-------- Supplied data
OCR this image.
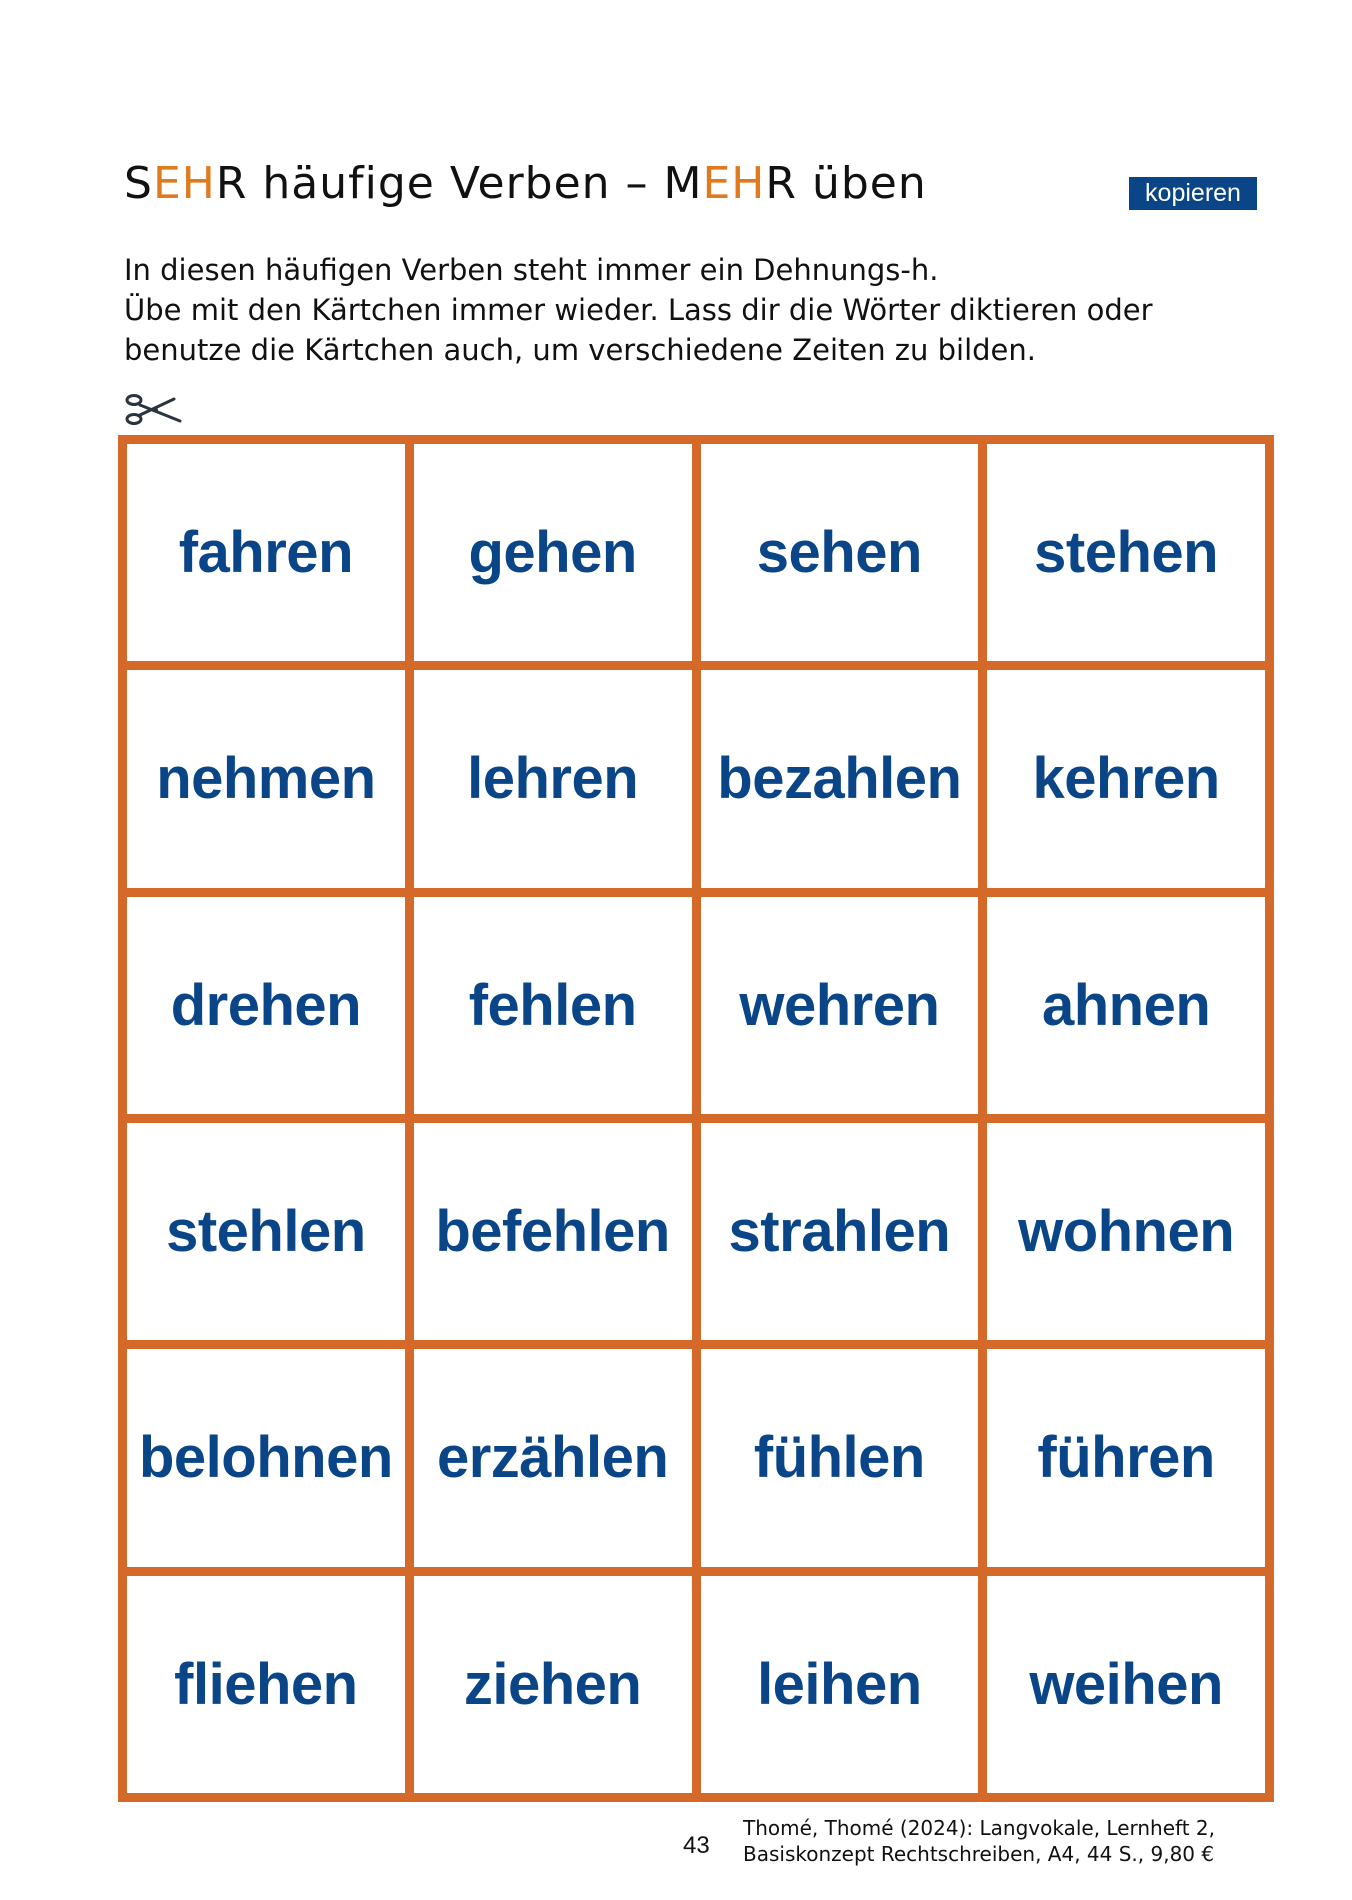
SEHR häufige Verben – MEHR üben	kopieren

In diesen häufigen Verben steht immer ein Dehnungs-h.

Übe mit den Kärtchen immer wieder. Lass dir die Wörter diktieren oder

benutze die Kärtchen auch, um verschiedene Zeiten zu bilden.

fahren gehen sehen stehen
nehmen lehren bezahlen kehren
drehen fehlen wehren ahnen
stehlen befehlen strahlen wohnen
belohnen erzählen fühlen führen
fliehen ziehen leihen weihen
43
Thomé, Thomé (2024): Langvokale, Lernheft 2,
Basiskonzept Rechtschreiben, A4, 44 S., 9,80 €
----------------
> [Direction]:
Each entry above is to be written out again unchanged, apart from the pictures, which are left out.

> [Reply]:
OCR this image.
SEHR häufige Verben – MEHR üben	kopieren

In diesen häufigen Verben steht immer ein Dehnungs-h.

Übe mit den Kärtchen immer wieder. Lass dir die Wörter diktieren oder

benutze die Kärtchen auch, um verschiedene Zeiten zu bilden.

fahren gehen sehen stehen
nehmen lehren bezahlen kehren
drehen fehlen wehren ahnen
stehlen befehlen strahlen wohnen
belohnen erzählen fühlen führen
fliehen ziehen leihen weihen
43
Thomé, Thomé (2024): Langvokale, Lernheft 2,
Basiskonzept Rechtschreiben, A4, 44 S., 9,80 €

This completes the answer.